Begin DATA TO PROCESS

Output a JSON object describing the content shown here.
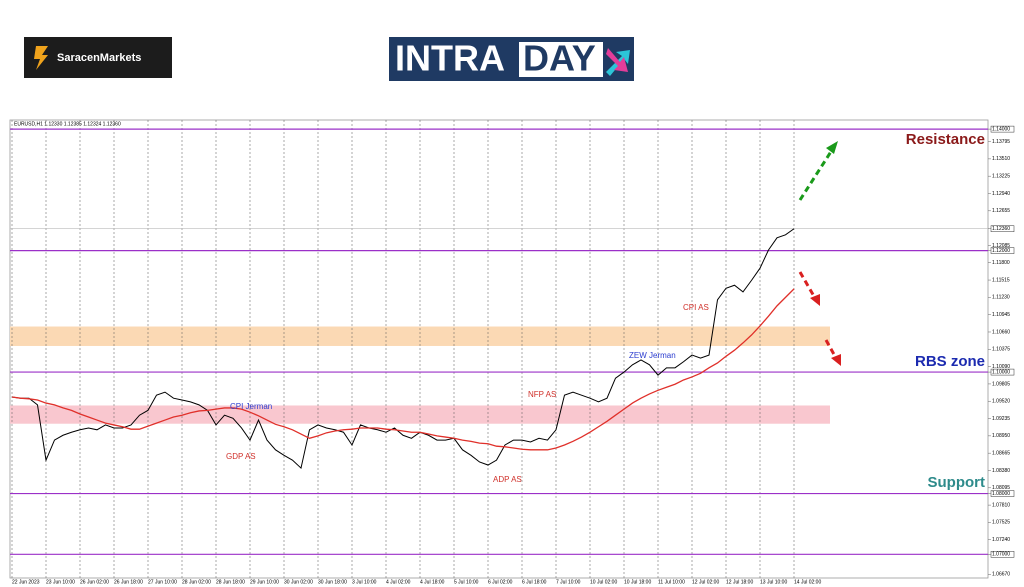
{
  "header": {
    "broker": "SaracenMarkets",
    "banner_left": "INTRA",
    "banner_right": "DAY"
  },
  "chart_data": {
    "type": "line",
    "symbol_info": "EURUSD,H1  1.12330 1.12385 1.12324 1.12360",
    "categories": [
      "22 Jun 2023",
      null,
      null,
      null,
      "23 Jun 10:00",
      null,
      null,
      null,
      "26 Jun 02:00",
      null,
      null,
      null,
      "26 Jun 18:00",
      null,
      null,
      null,
      "27 Jun 10:00",
      null,
      null,
      null,
      "28 Jun 02:00",
      null,
      null,
      null,
      "28 Jun 18:00",
      null,
      null,
      null,
      "29 Jun 10:00",
      null,
      null,
      null,
      "30 Jun 02:00",
      null,
      null,
      null,
      "30 Jun 18:00",
      null,
      null,
      null,
      "3 Jul 10:00",
      null,
      null,
      null,
      "4 Jul 02:00",
      null,
      null,
      null,
      "4 Jul 18:00",
      null,
      null,
      null,
      "5 Jul 10:00",
      null,
      null,
      null,
      "6 Jul 02:00",
      null,
      null,
      null,
      "6 Jul 18:00",
      null,
      null,
      null,
      "7 Jul 10:00",
      null,
      null,
      null,
      "10 Jul 02:00",
      null,
      null,
      null,
      "10 Jul 18:00",
      null,
      null,
      null,
      "11 Jul 10:00",
      null,
      null,
      null,
      "12 Jul 02:00",
      null,
      null,
      null,
      "12 Jul 18:00",
      null,
      null,
      null,
      "13 Jul 10:00",
      null,
      null,
      null,
      "14 Jul 02:00"
    ],
    "series": [
      {
        "color": "#000000",
        "values": [
          1.0959,
          1.0957,
          1.0957,
          1.0946,
          1.0855,
          1.0888,
          1.0896,
          1.0901,
          1.0905,
          1.0908,
          1.0905,
          1.0913,
          1.0908,
          1.0908,
          1.0913,
          1.0929,
          1.0937,
          1.0962,
          1.0967,
          1.0957,
          1.0954,
          1.0951,
          1.0946,
          1.0937,
          1.0913,
          1.0929,
          1.0924,
          1.0908,
          1.0888,
          1.0921,
          1.0888,
          1.0872,
          1.0863,
          1.0855,
          1.0842,
          1.0905,
          1.0913,
          1.0908,
          1.0905,
          1.0901,
          1.088,
          1.0913,
          1.0908,
          1.0905,
          1.0901,
          1.0908,
          1.0896,
          1.0891,
          1.0901,
          1.0896,
          1.0888,
          1.0888,
          1.0891,
          1.0872,
          1.0863,
          1.0852,
          1.0847,
          1.0855,
          1.088,
          1.0888,
          1.0888,
          1.0885,
          1.0891,
          1.0888,
          1.0905,
          1.0962,
          1.0967,
          1.0962,
          1.0957,
          1.0951,
          1.0957,
          1.099,
          1.1,
          1.1012,
          1.102,
          1.1012,
          1.0995,
          1.1007,
          1.1007,
          1.1017,
          1.1028,
          1.1023,
          1.1028,
          1.1119,
          1.1138,
          1.1143,
          1.1132,
          1.1151,
          1.1171,
          1.1201,
          1.1221,
          1.1226,
          1.1236
        ]
      },
      {
        "color": "#e0302a",
        "values": [
          1.0959,
          1.0957,
          1.0956,
          1.0954,
          1.0949,
          1.0946,
          1.0941,
          1.0937,
          1.0931,
          1.0926,
          1.0921,
          1.0916,
          1.0913,
          1.091,
          1.0906,
          1.0906,
          1.0911,
          1.0916,
          1.0921,
          1.0926,
          1.0929,
          1.0933,
          1.0936,
          1.0937,
          1.0939,
          1.0941,
          1.0941,
          1.0939,
          1.0934,
          1.0928,
          1.0921,
          1.0914,
          1.091,
          1.0905,
          1.0898,
          1.0891,
          1.0895,
          1.09,
          1.0903,
          1.0905,
          1.0906,
          1.0908,
          1.0908,
          1.0908,
          1.0906,
          1.0905,
          1.0903,
          1.0901,
          1.0901,
          1.0898,
          1.0895,
          1.0893,
          1.0891,
          1.0888,
          1.0886,
          1.0883,
          1.0882,
          1.0878,
          1.0877,
          1.0875,
          1.0873,
          1.0872,
          1.0872,
          1.0872,
          1.0875,
          1.088,
          1.0886,
          1.0893,
          1.0901,
          1.091,
          1.0919,
          1.0929,
          1.0939,
          1.0949,
          1.0957,
          1.0964,
          1.097,
          1.0975,
          1.098,
          1.0987,
          1.0992,
          1.0998,
          1.1007,
          1.1015,
          1.1026,
          1.1036,
          1.1048,
          1.1061,
          1.1076,
          1.1092,
          1.1109,
          1.1123,
          1.1137
        ]
      }
    ],
    "ylim": [
      1.0661,
      1.1415
    ],
    "yticks": [
      {
        "value": 1.14,
        "label": "1.14000",
        "boxed": true
      },
      {
        "value": 1.13795,
        "label": "1.13795"
      },
      {
        "value": 1.1351,
        "label": "1.13510"
      },
      {
        "value": 1.13225,
        "label": "1.13225"
      },
      {
        "value": 1.1294,
        "label": "1.12940"
      },
      {
        "value": 1.12655,
        "label": "1.12655"
      },
      {
        "value": 1.1236,
        "label": "1.12360",
        "boxed": true
      },
      {
        "value": 1.12085,
        "label": "1.12085"
      },
      {
        "value": 1.12,
        "label": "1.12000",
        "boxed": true
      },
      {
        "value": 1.118,
        "label": "1.11800"
      },
      {
        "value": 1.11515,
        "label": "1.11515"
      },
      {
        "value": 1.1123,
        "label": "1.11230"
      },
      {
        "value": 1.10945,
        "label": "1.10945"
      },
      {
        "value": 1.1066,
        "label": "1.10660"
      },
      {
        "value": 1.10375,
        "label": "1.10375"
      },
      {
        "value": 1.1009,
        "label": "1.10090"
      },
      {
        "value": 1.1,
        "label": "1.10000",
        "boxed": true
      },
      {
        "value": 1.09805,
        "label": "1.09805"
      },
      {
        "value": 1.0952,
        "label": "1.09520"
      },
      {
        "value": 1.09235,
        "label": "1.09235"
      },
      {
        "value": 1.0895,
        "label": "1.08950"
      },
      {
        "value": 1.08665,
        "label": "1.08665"
      },
      {
        "value": 1.0838,
        "label": "1.08380"
      },
      {
        "value": 1.08095,
        "label": "1.08095"
      },
      {
        "value": 1.08,
        "label": "1.08000",
        "boxed": true
      },
      {
        "value": 1.0781,
        "label": "1.07810"
      },
      {
        "value": 1.07525,
        "label": "1.07525"
      },
      {
        "value": 1.0724,
        "label": "1.07240"
      },
      {
        "value": 1.07,
        "label": "1.07000",
        "boxed": true
      },
      {
        "value": 1.0667,
        "label": "1.06670"
      }
    ],
    "levels": [
      1.14,
      1.12,
      1.1,
      1.08,
      1.07
    ],
    "level_color": "#9b30c8",
    "price_line": 1.1236,
    "zones": [
      {
        "from": 1.1043,
        "to": 1.1075,
        "color": "#fbd9b4"
      },
      {
        "from": 1.0915,
        "to": 1.0945,
        "color": "#f9c7cf"
      }
    ],
    "zone_labels": [
      {
        "text": "Resistance",
        "color": "#8b1a1a"
      },
      {
        "text": "RBS zone",
        "color": "#1c2bb0"
      },
      {
        "text": "Support",
        "color": "#2e8b8b"
      }
    ],
    "events": [
      {
        "text": "CPI Jerman",
        "color": "#2b3ccf"
      },
      {
        "text": "GDP AS",
        "color": "#d0302a"
      },
      {
        "text": "NFP AS",
        "color": "#d0302a"
      },
      {
        "text": "ADP AS",
        "color": "#d0302a"
      },
      {
        "text": "ZEW Jerman",
        "color": "#2b3ccf"
      },
      {
        "text": "CPI AS",
        "color": "#d0302a"
      }
    ]
  }
}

End DATA TO PROCESS

* [STATED GOAL]:
Make an exact copy of every record, pictures excluded.

* [ANSWER TO THIS EXERCISE]:
Output a JSON object describing the content shown here.
{
  "header": {
    "broker": "SaracenMarkets",
    "banner_left": "INTRA",
    "banner_right": "DAY"
  },
  "chart_data": {
    "type": "line",
    "symbol_info": "EURUSD,H1  1.12330 1.12385 1.12324 1.12360",
    "categories": [
      "22 Jun 2023",
      null,
      null,
      null,
      "23 Jun 10:00",
      null,
      null,
      null,
      "26 Jun 02:00",
      null,
      null,
      null,
      "26 Jun 18:00",
      null,
      null,
      null,
      "27 Jun 10:00",
      null,
      null,
      null,
      "28 Jun 02:00",
      null,
      null,
      null,
      "28 Jun 18:00",
      null,
      null,
      null,
      "29 Jun 10:00",
      null,
      null,
      null,
      "30 Jun 02:00",
      null,
      null,
      null,
      "30 Jun 18:00",
      null,
      null,
      null,
      "3 Jul 10:00",
      null,
      null,
      null,
      "4 Jul 02:00",
      null,
      null,
      null,
      "4 Jul 18:00",
      null,
      null,
      null,
      "5 Jul 10:00",
      null,
      null,
      null,
      "6 Jul 02:00",
      null,
      null,
      null,
      "6 Jul 18:00",
      null,
      null,
      null,
      "7 Jul 10:00",
      null,
      null,
      null,
      "10 Jul 02:00",
      null,
      null,
      null,
      "10 Jul 18:00",
      null,
      null,
      null,
      "11 Jul 10:00",
      null,
      null,
      null,
      "12 Jul 02:00",
      null,
      null,
      null,
      "12 Jul 18:00",
      null,
      null,
      null,
      "13 Jul 10:00",
      null,
      null,
      null,
      "14 Jul 02:00"
    ],
    "series": [
      {
        "color": "#000000",
        "values": [
          1.0959,
          1.0957,
          1.0957,
          1.0946,
          1.0855,
          1.0888,
          1.0896,
          1.0901,
          1.0905,
          1.0908,
          1.0905,
          1.0913,
          1.0908,
          1.0908,
          1.0913,
          1.0929,
          1.0937,
          1.0962,
          1.0967,
          1.0957,
          1.0954,
          1.0951,
          1.0946,
          1.0937,
          1.0913,
          1.0929,
          1.0924,
          1.0908,
          1.0888,
          1.0921,
          1.0888,
          1.0872,
          1.0863,
          1.0855,
          1.0842,
          1.0905,
          1.0913,
          1.0908,
          1.0905,
          1.0901,
          1.088,
          1.0913,
          1.0908,
          1.0905,
          1.0901,
          1.0908,
          1.0896,
          1.0891,
          1.0901,
          1.0896,
          1.0888,
          1.0888,
          1.0891,
          1.0872,
          1.0863,
          1.0852,
          1.0847,
          1.0855,
          1.088,
          1.0888,
          1.0888,
          1.0885,
          1.0891,
          1.0888,
          1.0905,
          1.0962,
          1.0967,
          1.0962,
          1.0957,
          1.0951,
          1.0957,
          1.099,
          1.1,
          1.1012,
          1.102,
          1.1012,
          1.0995,
          1.1007,
          1.1007,
          1.1017,
          1.1028,
          1.1023,
          1.1028,
          1.1119,
          1.1138,
          1.1143,
          1.1132,
          1.1151,
          1.1171,
          1.1201,
          1.1221,
          1.1226,
          1.1236
        ]
      },
      {
        "color": "#e0302a",
        "values": [
          1.0959,
          1.0957,
          1.0956,
          1.0954,
          1.0949,
          1.0946,
          1.0941,
          1.0937,
          1.0931,
          1.0926,
          1.0921,
          1.0916,
          1.0913,
          1.091,
          1.0906,
          1.0906,
          1.0911,
          1.0916,
          1.0921,
          1.0926,
          1.0929,
          1.0933,
          1.0936,
          1.0937,
          1.0939,
          1.0941,
          1.0941,
          1.0939,
          1.0934,
          1.0928,
          1.0921,
          1.0914,
          1.091,
          1.0905,
          1.0898,
          1.0891,
          1.0895,
          1.09,
          1.0903,
          1.0905,
          1.0906,
          1.0908,
          1.0908,
          1.0908,
          1.0906,
          1.0905,
          1.0903,
          1.0901,
          1.0901,
          1.0898,
          1.0895,
          1.0893,
          1.0891,
          1.0888,
          1.0886,
          1.0883,
          1.0882,
          1.0878,
          1.0877,
          1.0875,
          1.0873,
          1.0872,
          1.0872,
          1.0872,
          1.0875,
          1.088,
          1.0886,
          1.0893,
          1.0901,
          1.091,
          1.0919,
          1.0929,
          1.0939,
          1.0949,
          1.0957,
          1.0964,
          1.097,
          1.0975,
          1.098,
          1.0987,
          1.0992,
          1.0998,
          1.1007,
          1.1015,
          1.1026,
          1.1036,
          1.1048,
          1.1061,
          1.1076,
          1.1092,
          1.1109,
          1.1123,
          1.1137
        ]
      }
    ],
    "ylim": [
      1.0661,
      1.1415
    ],
    "yticks": [
      {
        "value": 1.14,
        "label": "1.14000",
        "boxed": true
      },
      {
        "value": 1.13795,
        "label": "1.13795"
      },
      {
        "value": 1.1351,
        "label": "1.13510"
      },
      {
        "value": 1.13225,
        "label": "1.13225"
      },
      {
        "value": 1.1294,
        "label": "1.12940"
      },
      {
        "value": 1.12655,
        "label": "1.12655"
      },
      {
        "value": 1.1236,
        "label": "1.12360",
        "boxed": true
      },
      {
        "value": 1.12085,
        "label": "1.12085"
      },
      {
        "value": 1.12,
        "label": "1.12000",
        "boxed": true
      },
      {
        "value": 1.118,
        "label": "1.11800"
      },
      {
        "value": 1.11515,
        "label": "1.11515"
      },
      {
        "value": 1.1123,
        "label": "1.11230"
      },
      {
        "value": 1.10945,
        "label": "1.10945"
      },
      {
        "value": 1.1066,
        "label": "1.10660"
      },
      {
        "value": 1.10375,
        "label": "1.10375"
      },
      {
        "value": 1.1009,
        "label": "1.10090"
      },
      {
        "value": 1.1,
        "label": "1.10000",
        "boxed": true
      },
      {
        "value": 1.09805,
        "label": "1.09805"
      },
      {
        "value": 1.0952,
        "label": "1.09520"
      },
      {
        "value": 1.09235,
        "label": "1.09235"
      },
      {
        "value": 1.0895,
        "label": "1.08950"
      },
      {
        "value": 1.08665,
        "label": "1.08665"
      },
      {
        "value": 1.0838,
        "label": "1.08380"
      },
      {
        "value": 1.08095,
        "label": "1.08095"
      },
      {
        "value": 1.08,
        "label": "1.08000",
        "boxed": true
      },
      {
        "value": 1.0781,
        "label": "1.07810"
      },
      {
        "value": 1.07525,
        "label": "1.07525"
      },
      {
        "value": 1.0724,
        "label": "1.07240"
      },
      {
        "value": 1.07,
        "label": "1.07000",
        "boxed": true
      },
      {
        "value": 1.0667,
        "label": "1.06670"
      }
    ],
    "levels": [
      1.14,
      1.12,
      1.1,
      1.08,
      1.07
    ],
    "level_color": "#9b30c8",
    "price_line": 1.1236,
    "zones": [
      {
        "from": 1.1043,
        "to": 1.1075,
        "color": "#fbd9b4"
      },
      {
        "from": 1.0915,
        "to": 1.0945,
        "color": "#f9c7cf"
      }
    ],
    "zone_labels": [
      {
        "text": "Resistance",
        "color": "#8b1a1a"
      },
      {
        "text": "RBS zone",
        "color": "#1c2bb0"
      },
      {
        "text": "Support",
        "color": "#2e8b8b"
      }
    ],
    "events": [
      {
        "text": "CPI Jerman",
        "color": "#2b3ccf"
      },
      {
        "text": "GDP AS",
        "color": "#d0302a"
      },
      {
        "text": "NFP AS",
        "color": "#d0302a"
      },
      {
        "text": "ADP AS",
        "color": "#d0302a"
      },
      {
        "text": "ZEW Jerman",
        "color": "#2b3ccf"
      },
      {
        "text": "CPI AS",
        "color": "#d0302a"
      }
    ]
  }
}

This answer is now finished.